▸ **TO BE DONE**:
Repeat the listing below, swapping every "Patent image size" for "Drawing size" and leaving everything else unchanged. Leave the pictures out.

▸ **SUPPLIED RECORDS**:
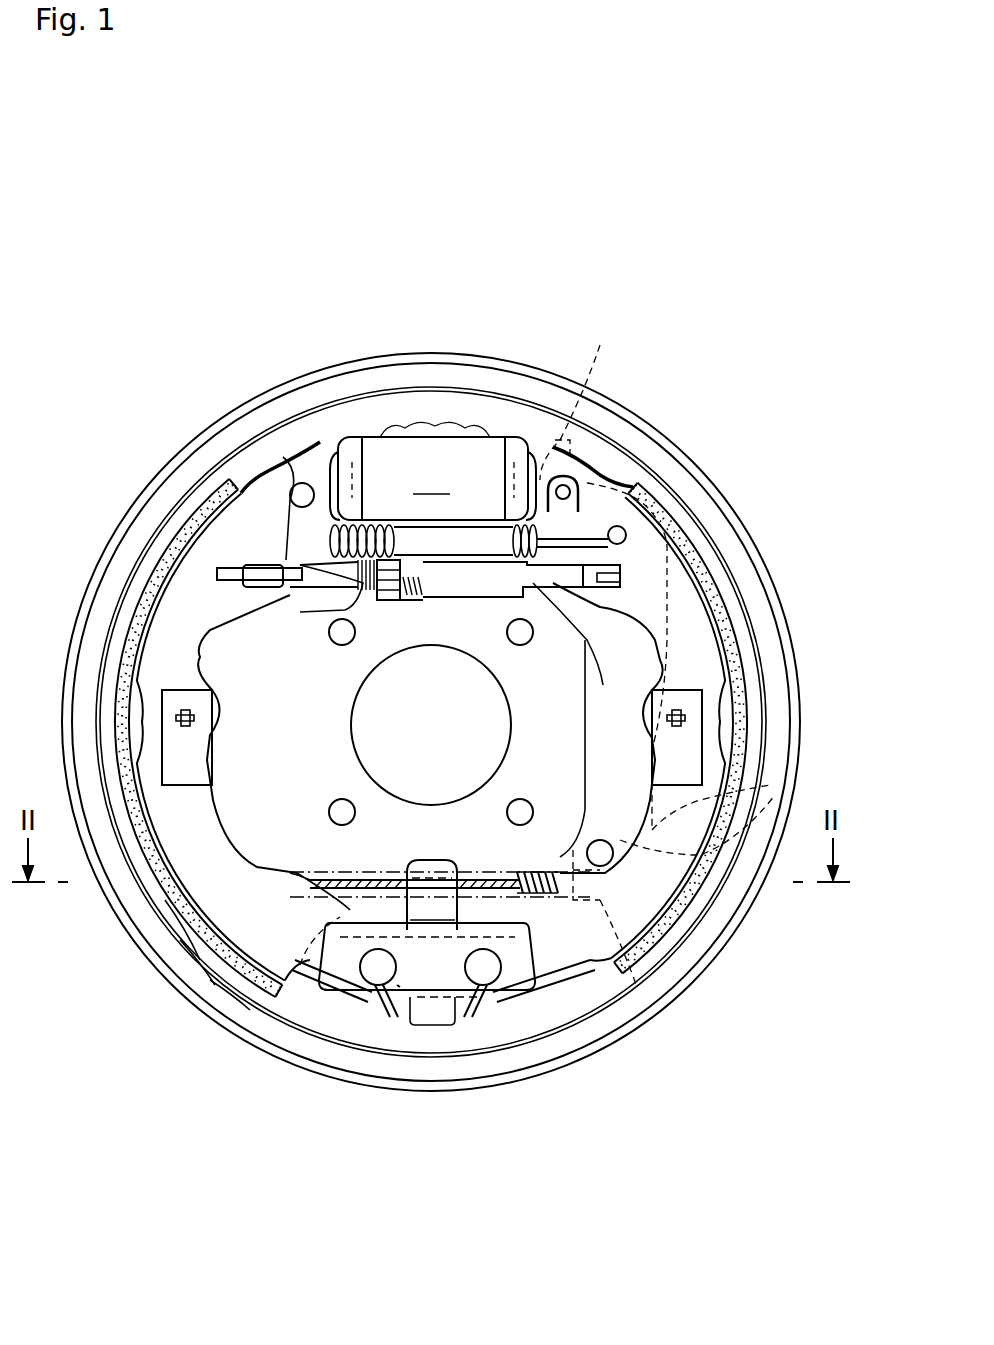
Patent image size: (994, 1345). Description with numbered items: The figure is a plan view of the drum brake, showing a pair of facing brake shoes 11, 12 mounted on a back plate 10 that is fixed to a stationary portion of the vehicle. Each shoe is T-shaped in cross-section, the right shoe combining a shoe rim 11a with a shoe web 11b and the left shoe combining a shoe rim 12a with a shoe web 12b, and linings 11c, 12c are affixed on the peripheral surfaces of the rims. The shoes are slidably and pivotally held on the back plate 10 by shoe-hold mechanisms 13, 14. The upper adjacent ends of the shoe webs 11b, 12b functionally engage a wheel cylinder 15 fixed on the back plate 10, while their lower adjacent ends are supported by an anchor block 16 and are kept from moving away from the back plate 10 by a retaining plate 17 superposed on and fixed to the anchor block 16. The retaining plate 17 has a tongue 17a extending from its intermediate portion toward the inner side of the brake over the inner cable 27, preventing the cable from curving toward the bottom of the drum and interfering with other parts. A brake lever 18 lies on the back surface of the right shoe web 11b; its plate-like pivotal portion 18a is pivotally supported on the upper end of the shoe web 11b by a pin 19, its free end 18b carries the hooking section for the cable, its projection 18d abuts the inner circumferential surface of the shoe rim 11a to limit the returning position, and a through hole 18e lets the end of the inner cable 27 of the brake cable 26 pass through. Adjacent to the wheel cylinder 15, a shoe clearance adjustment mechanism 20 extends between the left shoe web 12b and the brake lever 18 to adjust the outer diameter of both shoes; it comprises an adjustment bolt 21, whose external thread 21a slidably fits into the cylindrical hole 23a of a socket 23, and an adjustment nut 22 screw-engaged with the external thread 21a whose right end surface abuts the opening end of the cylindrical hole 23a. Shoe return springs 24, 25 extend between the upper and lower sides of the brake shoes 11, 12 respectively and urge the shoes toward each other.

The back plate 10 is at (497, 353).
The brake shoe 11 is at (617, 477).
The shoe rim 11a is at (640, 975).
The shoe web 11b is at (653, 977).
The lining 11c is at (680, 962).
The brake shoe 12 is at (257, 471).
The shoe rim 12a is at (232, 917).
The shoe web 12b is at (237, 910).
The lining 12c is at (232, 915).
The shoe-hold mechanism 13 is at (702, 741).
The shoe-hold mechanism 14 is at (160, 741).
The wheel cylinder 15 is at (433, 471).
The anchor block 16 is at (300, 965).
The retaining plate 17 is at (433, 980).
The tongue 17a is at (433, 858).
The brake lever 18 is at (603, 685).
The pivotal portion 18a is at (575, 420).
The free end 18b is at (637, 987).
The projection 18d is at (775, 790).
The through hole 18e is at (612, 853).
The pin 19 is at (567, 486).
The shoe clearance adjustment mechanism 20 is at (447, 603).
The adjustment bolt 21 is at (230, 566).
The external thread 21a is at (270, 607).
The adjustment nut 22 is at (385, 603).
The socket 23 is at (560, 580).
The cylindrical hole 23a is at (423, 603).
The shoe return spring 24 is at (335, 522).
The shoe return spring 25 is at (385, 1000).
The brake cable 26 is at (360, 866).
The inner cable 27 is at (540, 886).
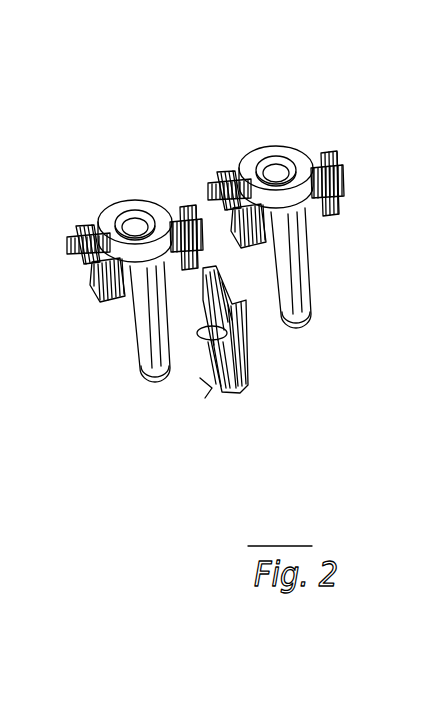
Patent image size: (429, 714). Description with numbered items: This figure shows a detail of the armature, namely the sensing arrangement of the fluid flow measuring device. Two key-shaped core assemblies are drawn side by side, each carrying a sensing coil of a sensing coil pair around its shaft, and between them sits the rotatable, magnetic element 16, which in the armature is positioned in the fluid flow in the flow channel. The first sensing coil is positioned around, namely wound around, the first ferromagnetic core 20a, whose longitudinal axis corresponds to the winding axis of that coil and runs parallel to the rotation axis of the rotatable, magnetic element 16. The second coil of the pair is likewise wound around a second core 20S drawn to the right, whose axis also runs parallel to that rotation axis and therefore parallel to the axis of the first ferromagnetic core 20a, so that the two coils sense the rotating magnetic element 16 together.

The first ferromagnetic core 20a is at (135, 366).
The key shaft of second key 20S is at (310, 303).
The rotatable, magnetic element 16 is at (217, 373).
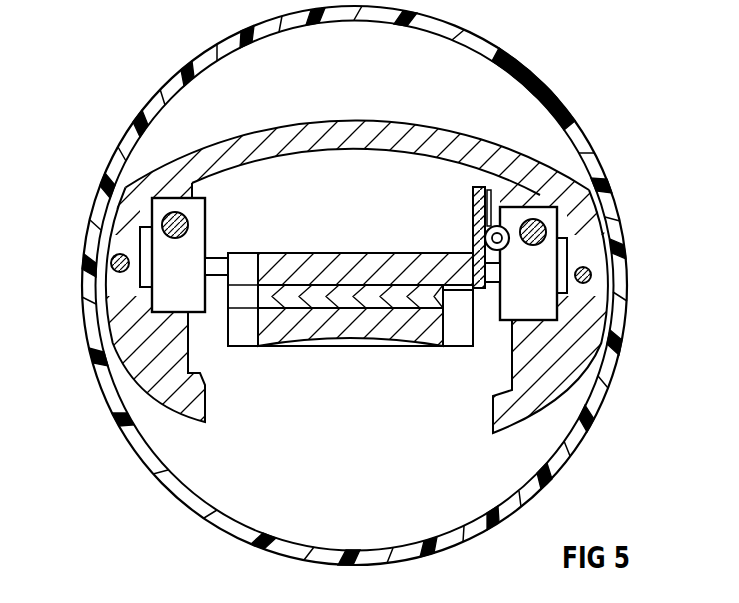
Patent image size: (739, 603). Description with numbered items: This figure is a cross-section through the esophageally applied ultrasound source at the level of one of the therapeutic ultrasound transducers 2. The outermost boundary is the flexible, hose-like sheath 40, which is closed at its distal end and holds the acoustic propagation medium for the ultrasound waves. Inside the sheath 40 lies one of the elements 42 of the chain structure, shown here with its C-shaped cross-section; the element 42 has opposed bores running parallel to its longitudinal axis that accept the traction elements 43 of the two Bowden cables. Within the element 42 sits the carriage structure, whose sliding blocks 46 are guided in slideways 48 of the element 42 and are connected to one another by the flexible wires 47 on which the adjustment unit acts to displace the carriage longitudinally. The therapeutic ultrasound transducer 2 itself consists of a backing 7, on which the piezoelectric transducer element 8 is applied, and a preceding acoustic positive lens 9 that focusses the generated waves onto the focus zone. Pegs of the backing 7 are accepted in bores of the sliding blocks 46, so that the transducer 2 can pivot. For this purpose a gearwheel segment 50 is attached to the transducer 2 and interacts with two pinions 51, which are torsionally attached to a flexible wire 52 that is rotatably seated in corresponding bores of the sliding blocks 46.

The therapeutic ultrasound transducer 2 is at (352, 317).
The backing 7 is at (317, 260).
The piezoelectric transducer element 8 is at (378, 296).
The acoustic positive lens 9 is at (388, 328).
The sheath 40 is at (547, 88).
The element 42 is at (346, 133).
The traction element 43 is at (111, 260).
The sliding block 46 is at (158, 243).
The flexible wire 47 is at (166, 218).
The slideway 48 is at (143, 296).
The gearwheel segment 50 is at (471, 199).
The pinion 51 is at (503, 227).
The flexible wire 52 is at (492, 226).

▸ **TASK RESPONSE**:
Drawing size: (994, 1345). Description with numbered items: The figure is a plan view of the drum brake, showing a pair of facing brake shoes 11, 12 mounted on a back plate 10 that is fixed to a stationary portion of the vehicle. Each shoe is T-shaped in cross-section, the right shoe combining a shoe rim 11a with a shoe web 11b and the left shoe combining a shoe rim 12a with a shoe web 12b, and linings 11c, 12c are affixed on the peripheral surfaces of the rims. The shoes are slidably and pivotally held on the back plate 10 by shoe-hold mechanisms 13, 14. The upper adjacent ends of the shoe webs 11b, 12b functionally engage a wheel cylinder 15 fixed on the back plate 10, while their lower adjacent ends are supported by an anchor block 16 and are kept from moving away from the back plate 10 by a retaining plate 17 superposed on and fixed to the anchor block 16. The retaining plate 17 has a tongue 17a extending from its intermediate portion toward the inner side of the brake over the inner cable 27, preventing the cable from curving toward the bottom of the drum and interfering with other parts. A brake lever 18 lies on the back surface of the right shoe web 11b; its plate-like pivotal portion 18a is pivotally supported on the upper end of the shoe web 11b by a pin 19, its free end 18b carries the hooking section for the cable, its projection 18d abuts the inner circumferential surface of the shoe rim 11a to limit the returning position, and a through hole 18e lets the end of the inner cable 27 of the brake cable 26 pass through. Adjacent to the wheel cylinder 15, a shoe clearance adjustment mechanism 20 extends between the left shoe web 12b and the brake lever 18 to adjust the outer diameter of both shoes; it comprises an adjustment bolt 21, whose external thread 21a slidably fits into the cylindrical hole 23a of a socket 23, and an adjustment nut 22 screw-engaged with the external thread 21a whose right end surface abuts the opening end of the cylindrical hole 23a. Shoe return springs 24, 25 extend between the upper and lower sides of the brake shoes 11, 12 respectively and urge the shoes toward each other.

The back plate 10 is at (497, 353).
The brake shoe 11 is at (617, 477).
The shoe rim 11a is at (640, 975).
The shoe web 11b is at (653, 977).
The lining 11c is at (680, 962).
The brake shoe 12 is at (257, 471).
The shoe rim 12a is at (232, 917).
The shoe web 12b is at (237, 910).
The lining 12c is at (232, 915).
The shoe-hold mechanism 13 is at (702, 741).
The shoe-hold mechanism 14 is at (160, 741).
The wheel cylinder 15 is at (433, 471).
The anchor block 16 is at (300, 965).
The retaining plate 17 is at (433, 980).
The tongue 17a is at (433, 858).
The brake lever 18 is at (603, 685).
The pivotal portion 18a is at (575, 420).
The free end 18b is at (637, 987).
The projection 18d is at (775, 790).
The through hole 18e is at (612, 853).
The pin 19 is at (567, 486).
The shoe clearance adjustment mechanism 20 is at (447, 603).
The adjustment bolt 21 is at (230, 566).
The external thread 21a is at (270, 607).
The adjustment nut 22 is at (385, 603).
The socket 23 is at (560, 580).
The cylindrical hole 23a is at (423, 603).
The shoe return spring 24 is at (335, 522).
The shoe return spring 25 is at (385, 1000).
The brake cable 26 is at (360, 866).
The inner cable 27 is at (540, 886).
Drawing size: (429, 714). Description with numbered items: This figure shows a detail of the armature, namely the sensing arrangement of the fluid flow measuring device. Two key-shaped core assemblies are drawn side by side, each carrying a sensing coil of a sensing coil pair around its shaft, and between them sits the rotatable, magnetic element 16, which in the armature is positioned in the fluid flow in the flow channel. The first sensing coil is positioned around, namely wound around, the first ferromagnetic core 20a, whose longitudinal axis corresponds to the winding axis of that coil and runs parallel to the rotation axis of the rotatable, magnetic element 16. The second coil of the pair is likewise wound around a second core 20S drawn to the right, whose axis also runs parallel to that rotation axis and therefore parallel to the axis of the first ferromagnetic core 20a, so that the two coils sense the rotating magnetic element 16 together.

The first ferromagnetic core 20a is at (135, 366).
The key shaft of second key 20S is at (310, 303).
The rotatable, magnetic element 16 is at (217, 373).
Drawing size: (739, 603). Description with numbered items: This figure is a cross-section through the esophageally applied ultrasound source at the level of one of the therapeutic ultrasound transducers 2. The outermost boundary is the flexible, hose-like sheath 40, which is closed at its distal end and holds the acoustic propagation medium for the ultrasound waves. Inside the sheath 40 lies one of the elements 42 of the chain structure, shown here with its C-shaped cross-section; the element 42 has opposed bores running parallel to its longitudinal axis that accept the traction elements 43 of the two Bowden cables. Within the element 42 sits the carriage structure, whose sliding blocks 46 are guided in slideways 48 of the element 42 and are connected to one another by the flexible wires 47 on which the adjustment unit acts to displace the carriage longitudinally. The therapeutic ultrasound transducer 2 itself consists of a backing 7, on which the piezoelectric transducer element 8 is applied, and a preceding acoustic positive lens 9 that focusses the generated waves onto the focus zone. Pegs of the backing 7 are accepted in bores of the sliding blocks 46, so that the transducer 2 can pivot. For this purpose a gearwheel segment 50 is attached to the transducer 2 and interacts with two pinions 51, which are torsionally attached to a flexible wire 52 that is rotatably seated in corresponding bores of the sliding blocks 46.

The therapeutic ultrasound transducer 2 is at (352, 317).
The backing 7 is at (317, 260).
The piezoelectric transducer element 8 is at (378, 296).
The acoustic positive lens 9 is at (388, 328).
The sheath 40 is at (547, 88).
The element 42 is at (346, 133).
The traction element 43 is at (111, 260).
The sliding block 46 is at (158, 243).
The flexible wire 47 is at (166, 218).
The slideway 48 is at (143, 296).
The gearwheel segment 50 is at (471, 199).
The pinion 51 is at (503, 227).
The flexible wire 52 is at (492, 226).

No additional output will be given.